SOURCE EXTRACT:

━━━━━━━━━━

DISCRETIZE(<method>,<number of buckets>)

For more information about discretizing columns, see Discretization Methods (Data Mining). For more information about the types of mining structure columns that you can define, see Mining Structure Columns.

The final line of the code defines an optional partition in the mining structure:

WITH HOLDOUT (<holdout specifier>)

You specify some portion of the data to use for testing mining models that are related to the structure, and the remaining data is used for training the models. By default, Analysis Services creates a test data set that contains 30 percent of all case data. You will add the specification that the test data set should contain 30 percent of the cases up to a maximum of 1000 cases. If 30 percent of the cases is less than 1000, the test data set will contain the smaller amount.

You will perform the following tasks in this lesson:

  • Create a new blank query.

  • Alter the query to create the mining structure.

  • Execute the query.

The first step is to connect to an instance of Analysis Services and create a new DMX query in SQL Server Management Studio.

To create a new DMX query in SQL Server Management Studio

  1. Open SQL Server Management Studio.

  2. In the Connect to Server dialog box, for Server type, select Analysis Services. In Server name, type LocalHost, or type the name of the instance of Analysis Services that you want to connect to for this lesson. Click Connect.

  3. In Object Explorer, right-click the instance of Analysis Services, point to New Query, and then click DMX to open the Query Editor and a new, blank query.

The next step is to modify the CREATE MINING STRUCTURE statement described above to create the Bike Buyer mining structure.

To customize the CREATE MINING STRUCTURE statement

  1. In the Query Editor, copy the generic example of the CREATE MINING STRUCTURE statement into the blank query.

━━━━━━━━━━

DATA SECTION:

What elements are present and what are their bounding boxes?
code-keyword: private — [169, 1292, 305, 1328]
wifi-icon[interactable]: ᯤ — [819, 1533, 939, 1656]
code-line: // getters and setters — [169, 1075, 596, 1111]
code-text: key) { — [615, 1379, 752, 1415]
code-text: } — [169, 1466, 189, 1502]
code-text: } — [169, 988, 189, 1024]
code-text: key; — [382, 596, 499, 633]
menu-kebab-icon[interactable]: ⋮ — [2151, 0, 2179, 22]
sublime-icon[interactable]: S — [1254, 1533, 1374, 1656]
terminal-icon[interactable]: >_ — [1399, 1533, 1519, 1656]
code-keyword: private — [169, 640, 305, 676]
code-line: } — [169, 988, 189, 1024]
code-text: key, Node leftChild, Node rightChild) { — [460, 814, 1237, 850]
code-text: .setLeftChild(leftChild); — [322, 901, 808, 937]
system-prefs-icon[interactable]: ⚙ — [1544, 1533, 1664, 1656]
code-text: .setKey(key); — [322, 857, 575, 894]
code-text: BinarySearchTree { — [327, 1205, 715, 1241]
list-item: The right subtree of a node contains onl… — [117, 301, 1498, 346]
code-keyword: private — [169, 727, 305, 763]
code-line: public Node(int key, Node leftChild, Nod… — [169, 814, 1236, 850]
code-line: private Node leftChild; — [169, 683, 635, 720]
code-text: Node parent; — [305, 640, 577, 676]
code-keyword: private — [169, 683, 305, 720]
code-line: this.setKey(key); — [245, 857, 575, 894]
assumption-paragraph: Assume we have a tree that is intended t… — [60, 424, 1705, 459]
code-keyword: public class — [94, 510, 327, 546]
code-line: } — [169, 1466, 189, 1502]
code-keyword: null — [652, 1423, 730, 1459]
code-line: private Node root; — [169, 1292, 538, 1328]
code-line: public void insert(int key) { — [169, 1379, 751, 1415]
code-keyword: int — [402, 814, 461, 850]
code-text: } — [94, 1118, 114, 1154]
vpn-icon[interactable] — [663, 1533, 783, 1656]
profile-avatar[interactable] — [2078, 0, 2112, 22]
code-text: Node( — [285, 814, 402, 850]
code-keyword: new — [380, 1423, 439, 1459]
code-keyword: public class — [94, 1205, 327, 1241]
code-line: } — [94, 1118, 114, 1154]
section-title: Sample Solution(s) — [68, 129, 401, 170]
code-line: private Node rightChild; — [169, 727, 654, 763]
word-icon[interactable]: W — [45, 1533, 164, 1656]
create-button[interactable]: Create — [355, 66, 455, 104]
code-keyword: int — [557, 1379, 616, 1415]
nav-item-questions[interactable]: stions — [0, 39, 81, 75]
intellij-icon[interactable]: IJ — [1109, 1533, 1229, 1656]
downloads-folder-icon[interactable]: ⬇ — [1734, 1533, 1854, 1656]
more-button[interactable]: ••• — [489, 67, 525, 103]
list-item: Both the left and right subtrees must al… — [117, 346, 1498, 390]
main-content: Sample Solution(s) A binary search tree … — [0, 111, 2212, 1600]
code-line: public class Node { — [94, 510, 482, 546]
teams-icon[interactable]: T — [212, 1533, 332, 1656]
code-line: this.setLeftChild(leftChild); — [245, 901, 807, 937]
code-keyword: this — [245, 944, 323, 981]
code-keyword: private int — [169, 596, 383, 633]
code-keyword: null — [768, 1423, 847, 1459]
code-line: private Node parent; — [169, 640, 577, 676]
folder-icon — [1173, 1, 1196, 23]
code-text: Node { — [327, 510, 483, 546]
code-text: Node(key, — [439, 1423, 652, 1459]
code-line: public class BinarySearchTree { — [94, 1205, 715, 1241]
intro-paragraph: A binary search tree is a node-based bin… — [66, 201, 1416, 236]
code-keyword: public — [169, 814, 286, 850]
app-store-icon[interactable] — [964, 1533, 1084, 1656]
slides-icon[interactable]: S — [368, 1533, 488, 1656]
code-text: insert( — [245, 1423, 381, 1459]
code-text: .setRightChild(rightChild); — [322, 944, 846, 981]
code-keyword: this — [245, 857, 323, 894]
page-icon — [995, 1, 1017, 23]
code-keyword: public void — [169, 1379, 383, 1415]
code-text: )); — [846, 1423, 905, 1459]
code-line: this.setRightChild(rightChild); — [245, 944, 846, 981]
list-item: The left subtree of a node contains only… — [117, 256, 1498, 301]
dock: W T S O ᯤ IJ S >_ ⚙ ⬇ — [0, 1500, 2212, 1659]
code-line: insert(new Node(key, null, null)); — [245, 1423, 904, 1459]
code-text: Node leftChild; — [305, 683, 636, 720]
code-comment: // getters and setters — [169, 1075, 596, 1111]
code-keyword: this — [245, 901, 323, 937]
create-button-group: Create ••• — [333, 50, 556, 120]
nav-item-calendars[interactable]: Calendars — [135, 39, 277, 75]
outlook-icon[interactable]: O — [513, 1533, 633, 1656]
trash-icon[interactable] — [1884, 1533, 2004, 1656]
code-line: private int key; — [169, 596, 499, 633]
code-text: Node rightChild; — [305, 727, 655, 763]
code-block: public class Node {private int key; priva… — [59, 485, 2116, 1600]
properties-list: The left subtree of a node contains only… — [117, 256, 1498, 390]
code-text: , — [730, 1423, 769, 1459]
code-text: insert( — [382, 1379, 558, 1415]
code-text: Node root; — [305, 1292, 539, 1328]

━━━━━━━━━━

WORK TO BE COMPLETED:
Reproduce word for word the part of the DMX mining structure lesson that opens with the words containing "3. In Object" and closes with "the blank query.".

FINISHED EXERCISE:
3. In Object Explorer, right-click the instance of Analysis Services, point to New Query, and then click DMX to open the Query Editor and a new, blank query.

The next step is to modify the CREATE MINING STRUCTURE statement described above to create the Bike Buyer mining structure.

To customize the CREATE MINING STRUCTURE statement

  1. In the Query Editor, copy the generic example of the CREATE MINING STRUCTURE statement into the blank query.